Set problem:
Repeat the whole listing below, word for word.

Data entries
● ● ● ●

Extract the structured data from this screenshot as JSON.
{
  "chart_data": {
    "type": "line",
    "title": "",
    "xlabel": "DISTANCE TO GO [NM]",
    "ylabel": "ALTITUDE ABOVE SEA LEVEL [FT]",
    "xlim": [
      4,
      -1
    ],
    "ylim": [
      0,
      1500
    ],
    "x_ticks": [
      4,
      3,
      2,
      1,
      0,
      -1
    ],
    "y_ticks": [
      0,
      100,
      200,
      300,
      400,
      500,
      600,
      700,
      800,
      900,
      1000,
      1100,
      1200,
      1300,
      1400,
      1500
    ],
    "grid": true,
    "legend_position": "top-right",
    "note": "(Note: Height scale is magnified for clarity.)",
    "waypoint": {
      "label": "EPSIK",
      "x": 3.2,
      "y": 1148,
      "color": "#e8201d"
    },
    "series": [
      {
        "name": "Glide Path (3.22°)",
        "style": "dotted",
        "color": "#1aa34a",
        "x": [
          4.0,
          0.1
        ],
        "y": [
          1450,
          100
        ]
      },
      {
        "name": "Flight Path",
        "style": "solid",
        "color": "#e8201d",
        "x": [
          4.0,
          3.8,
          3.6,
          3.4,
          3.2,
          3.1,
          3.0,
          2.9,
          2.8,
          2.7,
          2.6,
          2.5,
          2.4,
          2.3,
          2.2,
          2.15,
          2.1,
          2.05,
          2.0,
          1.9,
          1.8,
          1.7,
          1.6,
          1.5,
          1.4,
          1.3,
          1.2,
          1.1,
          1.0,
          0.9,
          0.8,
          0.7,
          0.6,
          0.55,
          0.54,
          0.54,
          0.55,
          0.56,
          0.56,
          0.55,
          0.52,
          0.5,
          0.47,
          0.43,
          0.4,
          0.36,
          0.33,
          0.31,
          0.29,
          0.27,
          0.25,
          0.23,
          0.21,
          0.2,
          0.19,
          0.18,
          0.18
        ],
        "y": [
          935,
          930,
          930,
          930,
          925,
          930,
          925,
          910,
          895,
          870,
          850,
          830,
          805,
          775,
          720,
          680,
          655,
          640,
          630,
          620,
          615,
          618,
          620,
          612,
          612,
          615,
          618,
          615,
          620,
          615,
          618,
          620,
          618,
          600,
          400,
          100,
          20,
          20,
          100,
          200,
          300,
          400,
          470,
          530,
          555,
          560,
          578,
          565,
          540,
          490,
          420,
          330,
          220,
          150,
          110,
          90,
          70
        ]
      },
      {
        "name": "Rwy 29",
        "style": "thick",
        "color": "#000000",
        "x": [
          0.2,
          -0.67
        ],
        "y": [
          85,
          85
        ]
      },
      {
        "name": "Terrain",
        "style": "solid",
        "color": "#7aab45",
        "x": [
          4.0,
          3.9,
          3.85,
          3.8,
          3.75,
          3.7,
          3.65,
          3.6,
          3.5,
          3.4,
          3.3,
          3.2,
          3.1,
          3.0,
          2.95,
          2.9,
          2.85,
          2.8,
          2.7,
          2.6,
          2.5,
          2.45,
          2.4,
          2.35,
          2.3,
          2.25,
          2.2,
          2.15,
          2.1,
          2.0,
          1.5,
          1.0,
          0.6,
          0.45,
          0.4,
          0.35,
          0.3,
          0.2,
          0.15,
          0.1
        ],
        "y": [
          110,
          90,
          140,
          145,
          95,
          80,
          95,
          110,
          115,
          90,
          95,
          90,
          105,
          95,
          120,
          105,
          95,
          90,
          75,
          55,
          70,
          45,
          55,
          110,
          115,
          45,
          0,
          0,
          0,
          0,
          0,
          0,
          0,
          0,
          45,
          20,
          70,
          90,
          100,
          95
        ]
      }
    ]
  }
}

● ● ● ●

Written solution:
Extract the structured data from this screenshot as JSON.
{
  "chart_data": {
    "type": "line",
    "title": "",
    "xlabel": "DISTANCE TO GO [NM]",
    "ylabel": "ALTITUDE ABOVE SEA LEVEL [FT]",
    "xlim": [
      4,
      -1
    ],
    "ylim": [
      0,
      1500
    ],
    "x_ticks": [
      4,
      3,
      2,
      1,
      0,
      -1
    ],
    "y_ticks": [
      0,
      100,
      200,
      300,
      400,
      500,
      600,
      700,
      800,
      900,
      1000,
      1100,
      1200,
      1300,
      1400,
      1500
    ],
    "grid": true,
    "legend_position": "top-right",
    "note": "(Note: Height scale is magnified for clarity.)",
    "waypoint": {
      "label": "EPSIK",
      "x": 3.2,
      "y": 1148,
      "color": "#e8201d"
    },
    "series": [
      {
        "name": "Glide Path (3.22°)",
        "style": "dotted",
        "color": "#1aa34a",
        "x": [
          4.0,
          0.1
        ],
        "y": [
          1450,
          100
        ]
      },
      {
        "name": "Flight Path",
        "style": "solid",
        "color": "#e8201d",
        "x": [
          4.0,
          3.8,
          3.6,
          3.4,
          3.2,
          3.1,
          3.0,
          2.9,
          2.8,
          2.7,
          2.6,
          2.5,
          2.4,
          2.3,
          2.2,
          2.15,
          2.1,
          2.05,
          2.0,
          1.9,
          1.8,
          1.7,
          1.6,
          1.5,
          1.4,
          1.3,
          1.2,
          1.1,
          1.0,
          0.9,
          0.8,
          0.7,
          0.6,
          0.55,
          0.54,
          0.54,
          0.55,
          0.56,
          0.56,
          0.55,
          0.52,
          0.5,
          0.47,
          0.43,
          0.4,
          0.36,
          0.33,
          0.31,
          0.29,
          0.27,
          0.25,
          0.23,
          0.21,
          0.2,
          0.19,
          0.18,
          0.18
        ],
        "y": [
          935,
          930,
          930,
          930,
          925,
          930,
          925,
          910,
          895,
          870,
          850,
          830,
          805,
          775,
          720,
          680,
          655,
          640,
          630,
          620,
          615,
          618,
          620,
          612,
          612,
          615,
          618,
          615,
          620,
          615,
          618,
          620,
          618,
          600,
          400,
          100,
          20,
          20,
          100,
          200,
          300,
          400,
          470,
          530,
          555,
          560,
          578,
          565,
          540,
          490,
          420,
          330,
          220,
          150,
          110,
          90,
          70
        ]
      },
      {
        "name": "Rwy 29",
        "style": "thick",
        "color": "#000000",
        "x": [
          0.2,
          -0.67
        ],
        "y": [
          85,
          85
        ]
      },
      {
        "name": "Terrain",
        "style": "solid",
        "color": "#7aab45",
        "x": [
          4.0,
          3.9,
          3.85,
          3.8,
          3.75,
          3.7,
          3.65,
          3.6,
          3.5,
          3.4,
          3.3,
          3.2,
          3.1,
          3.0,
          2.95,
          2.9,
          2.85,
          2.8,
          2.7,
          2.6,
          2.5,
          2.45,
          2.4,
          2.35,
          2.3,
          2.25,
          2.2,
          2.15,
          2.1,
          2.0,
          1.5,
          1.0,
          0.6,
          0.45,
          0.4,
          0.35,
          0.3,
          0.2,
          0.15,
          0.1
        ],
        "y": [
          110,
          90,
          140,
          145,
          95,
          80,
          95,
          110,
          115,
          90,
          95,
          90,
          105,
          95,
          120,
          105,
          95,
          90,
          75,
          55,
          70,
          45,
          55,
          110,
          115,
          45,
          0,
          0,
          0,
          0,
          0,
          0,
          0,
          0,
          45,
          20,
          70,
          90,
          100,
          95
        ]
      }
    ]
  }
}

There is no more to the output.